What needs to be done. Copy every line of the entries that includes the word "JSON".

"""

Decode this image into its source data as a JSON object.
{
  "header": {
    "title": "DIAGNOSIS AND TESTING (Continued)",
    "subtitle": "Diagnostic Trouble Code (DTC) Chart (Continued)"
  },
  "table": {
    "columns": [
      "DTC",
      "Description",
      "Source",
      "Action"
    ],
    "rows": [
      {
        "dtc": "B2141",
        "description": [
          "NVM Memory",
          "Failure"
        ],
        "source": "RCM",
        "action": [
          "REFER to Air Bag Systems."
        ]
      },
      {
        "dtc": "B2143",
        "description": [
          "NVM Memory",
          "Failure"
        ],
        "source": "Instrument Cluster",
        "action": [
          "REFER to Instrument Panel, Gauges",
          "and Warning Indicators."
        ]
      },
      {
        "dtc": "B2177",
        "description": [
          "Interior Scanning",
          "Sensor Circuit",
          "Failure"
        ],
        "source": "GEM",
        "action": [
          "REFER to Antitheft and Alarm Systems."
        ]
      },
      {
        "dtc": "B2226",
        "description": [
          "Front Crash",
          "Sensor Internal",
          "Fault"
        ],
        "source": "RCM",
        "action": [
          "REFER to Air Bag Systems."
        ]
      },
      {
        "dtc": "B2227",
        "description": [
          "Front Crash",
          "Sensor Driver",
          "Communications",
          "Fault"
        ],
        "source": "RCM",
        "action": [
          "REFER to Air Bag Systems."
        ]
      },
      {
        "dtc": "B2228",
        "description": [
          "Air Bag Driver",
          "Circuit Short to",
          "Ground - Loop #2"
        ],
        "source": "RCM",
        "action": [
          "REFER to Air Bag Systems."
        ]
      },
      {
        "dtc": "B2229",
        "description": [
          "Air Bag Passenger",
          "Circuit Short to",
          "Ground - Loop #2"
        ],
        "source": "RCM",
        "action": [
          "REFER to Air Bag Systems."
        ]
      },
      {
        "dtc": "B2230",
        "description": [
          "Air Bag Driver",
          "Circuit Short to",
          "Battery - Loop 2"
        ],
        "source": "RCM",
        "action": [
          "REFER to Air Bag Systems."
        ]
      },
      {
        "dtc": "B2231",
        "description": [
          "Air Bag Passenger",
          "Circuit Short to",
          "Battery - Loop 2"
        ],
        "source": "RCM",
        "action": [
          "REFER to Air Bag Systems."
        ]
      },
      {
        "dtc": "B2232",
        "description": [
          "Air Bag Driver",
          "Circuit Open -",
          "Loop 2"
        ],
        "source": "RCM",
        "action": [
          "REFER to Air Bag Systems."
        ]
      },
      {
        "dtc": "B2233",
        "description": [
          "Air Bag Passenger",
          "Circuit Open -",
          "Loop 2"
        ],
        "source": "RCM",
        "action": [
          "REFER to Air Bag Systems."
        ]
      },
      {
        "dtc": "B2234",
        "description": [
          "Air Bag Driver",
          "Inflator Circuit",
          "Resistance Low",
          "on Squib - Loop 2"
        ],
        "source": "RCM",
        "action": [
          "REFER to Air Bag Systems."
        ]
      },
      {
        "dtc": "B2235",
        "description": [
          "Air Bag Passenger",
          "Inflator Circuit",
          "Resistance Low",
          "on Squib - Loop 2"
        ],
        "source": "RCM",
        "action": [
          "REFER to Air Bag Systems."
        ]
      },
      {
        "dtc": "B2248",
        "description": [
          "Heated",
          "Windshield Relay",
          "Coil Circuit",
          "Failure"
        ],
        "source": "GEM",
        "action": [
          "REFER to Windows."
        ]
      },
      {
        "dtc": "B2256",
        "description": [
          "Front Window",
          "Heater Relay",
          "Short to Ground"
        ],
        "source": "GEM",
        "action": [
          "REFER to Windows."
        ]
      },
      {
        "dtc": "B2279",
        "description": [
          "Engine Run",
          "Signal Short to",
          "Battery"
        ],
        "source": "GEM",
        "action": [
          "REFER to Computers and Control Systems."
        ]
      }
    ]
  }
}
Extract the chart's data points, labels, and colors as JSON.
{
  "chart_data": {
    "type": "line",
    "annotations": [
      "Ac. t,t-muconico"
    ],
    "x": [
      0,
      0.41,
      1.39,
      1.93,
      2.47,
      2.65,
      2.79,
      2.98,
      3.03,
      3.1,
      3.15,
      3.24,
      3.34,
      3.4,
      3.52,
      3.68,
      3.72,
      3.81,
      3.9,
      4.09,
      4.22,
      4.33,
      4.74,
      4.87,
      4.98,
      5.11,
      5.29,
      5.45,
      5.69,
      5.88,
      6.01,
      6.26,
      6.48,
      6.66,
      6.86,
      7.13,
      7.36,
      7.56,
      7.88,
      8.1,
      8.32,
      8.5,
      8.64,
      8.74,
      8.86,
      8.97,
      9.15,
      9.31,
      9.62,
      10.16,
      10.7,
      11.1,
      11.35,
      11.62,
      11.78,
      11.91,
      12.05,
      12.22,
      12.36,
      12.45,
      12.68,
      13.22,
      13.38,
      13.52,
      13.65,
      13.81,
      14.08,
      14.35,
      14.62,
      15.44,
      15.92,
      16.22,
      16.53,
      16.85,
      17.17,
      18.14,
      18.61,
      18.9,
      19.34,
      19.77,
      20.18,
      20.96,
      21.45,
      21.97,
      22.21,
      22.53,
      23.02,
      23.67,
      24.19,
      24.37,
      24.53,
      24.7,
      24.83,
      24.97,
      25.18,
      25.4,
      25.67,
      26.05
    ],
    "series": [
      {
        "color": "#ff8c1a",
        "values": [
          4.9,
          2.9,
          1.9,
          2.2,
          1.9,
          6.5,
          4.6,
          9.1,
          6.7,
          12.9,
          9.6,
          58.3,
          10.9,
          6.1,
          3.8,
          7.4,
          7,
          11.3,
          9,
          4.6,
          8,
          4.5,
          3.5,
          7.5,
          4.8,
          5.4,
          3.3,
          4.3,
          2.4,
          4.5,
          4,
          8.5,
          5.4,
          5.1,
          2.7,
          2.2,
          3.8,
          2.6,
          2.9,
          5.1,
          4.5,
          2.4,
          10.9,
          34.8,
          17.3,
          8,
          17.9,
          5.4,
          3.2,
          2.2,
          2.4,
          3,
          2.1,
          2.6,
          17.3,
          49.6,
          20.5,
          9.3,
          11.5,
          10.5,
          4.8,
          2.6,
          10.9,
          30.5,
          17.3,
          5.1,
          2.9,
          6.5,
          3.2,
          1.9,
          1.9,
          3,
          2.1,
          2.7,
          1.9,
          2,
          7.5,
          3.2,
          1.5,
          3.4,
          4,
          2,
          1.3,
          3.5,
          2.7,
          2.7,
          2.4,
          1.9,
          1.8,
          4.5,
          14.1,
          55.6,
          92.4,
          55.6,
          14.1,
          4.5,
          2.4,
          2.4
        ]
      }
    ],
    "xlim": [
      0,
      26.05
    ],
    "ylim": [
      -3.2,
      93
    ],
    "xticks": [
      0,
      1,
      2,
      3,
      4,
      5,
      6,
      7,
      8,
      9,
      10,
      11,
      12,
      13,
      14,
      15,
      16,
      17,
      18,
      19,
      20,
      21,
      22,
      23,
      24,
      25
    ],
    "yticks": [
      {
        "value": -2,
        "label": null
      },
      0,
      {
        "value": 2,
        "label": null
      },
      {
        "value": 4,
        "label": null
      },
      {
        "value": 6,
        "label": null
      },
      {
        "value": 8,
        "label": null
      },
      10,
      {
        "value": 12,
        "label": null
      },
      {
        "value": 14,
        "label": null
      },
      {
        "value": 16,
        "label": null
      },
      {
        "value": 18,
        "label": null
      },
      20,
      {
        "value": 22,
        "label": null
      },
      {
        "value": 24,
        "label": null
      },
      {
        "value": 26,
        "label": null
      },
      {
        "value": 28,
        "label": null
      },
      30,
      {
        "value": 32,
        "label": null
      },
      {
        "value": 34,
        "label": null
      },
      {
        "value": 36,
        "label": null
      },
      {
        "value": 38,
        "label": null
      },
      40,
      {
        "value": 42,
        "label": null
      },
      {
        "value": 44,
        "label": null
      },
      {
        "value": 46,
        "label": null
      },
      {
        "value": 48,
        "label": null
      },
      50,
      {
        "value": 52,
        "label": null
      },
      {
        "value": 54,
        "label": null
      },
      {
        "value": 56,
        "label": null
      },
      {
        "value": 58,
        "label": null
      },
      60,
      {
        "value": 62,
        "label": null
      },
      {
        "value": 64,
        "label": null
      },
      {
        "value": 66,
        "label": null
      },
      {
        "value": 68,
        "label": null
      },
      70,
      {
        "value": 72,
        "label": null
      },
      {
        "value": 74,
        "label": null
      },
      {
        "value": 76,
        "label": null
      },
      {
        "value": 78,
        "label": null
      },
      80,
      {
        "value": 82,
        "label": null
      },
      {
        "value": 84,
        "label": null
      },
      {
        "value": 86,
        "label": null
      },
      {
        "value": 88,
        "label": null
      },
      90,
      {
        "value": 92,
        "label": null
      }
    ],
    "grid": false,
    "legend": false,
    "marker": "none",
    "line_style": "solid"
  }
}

"""

Full answer.
Decode this image into its source data as a JSON object.
Extract the chart's data points, labels, and colors as JSON.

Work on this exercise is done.